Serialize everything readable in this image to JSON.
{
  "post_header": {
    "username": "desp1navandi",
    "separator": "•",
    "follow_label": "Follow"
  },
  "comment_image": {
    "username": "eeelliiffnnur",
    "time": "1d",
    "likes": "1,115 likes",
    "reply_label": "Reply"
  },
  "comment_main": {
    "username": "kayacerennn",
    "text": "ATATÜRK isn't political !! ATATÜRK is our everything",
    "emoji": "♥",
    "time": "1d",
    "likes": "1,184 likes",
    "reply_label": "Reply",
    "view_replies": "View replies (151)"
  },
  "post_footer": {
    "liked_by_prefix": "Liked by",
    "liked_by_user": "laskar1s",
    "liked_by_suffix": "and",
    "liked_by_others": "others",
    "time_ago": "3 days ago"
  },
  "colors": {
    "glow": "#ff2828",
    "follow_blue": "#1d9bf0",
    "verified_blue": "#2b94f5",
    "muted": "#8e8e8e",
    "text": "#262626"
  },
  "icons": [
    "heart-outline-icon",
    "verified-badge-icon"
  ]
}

....................

(REQUIRED WORK)
Take each line of the material that contains the word "everything" and list it.

(COMPLETE ANSWER)
Serialize everything readable in this image to JSON.
    "text": "ATATÜRK isn't political !! ATATÜRK is our everything",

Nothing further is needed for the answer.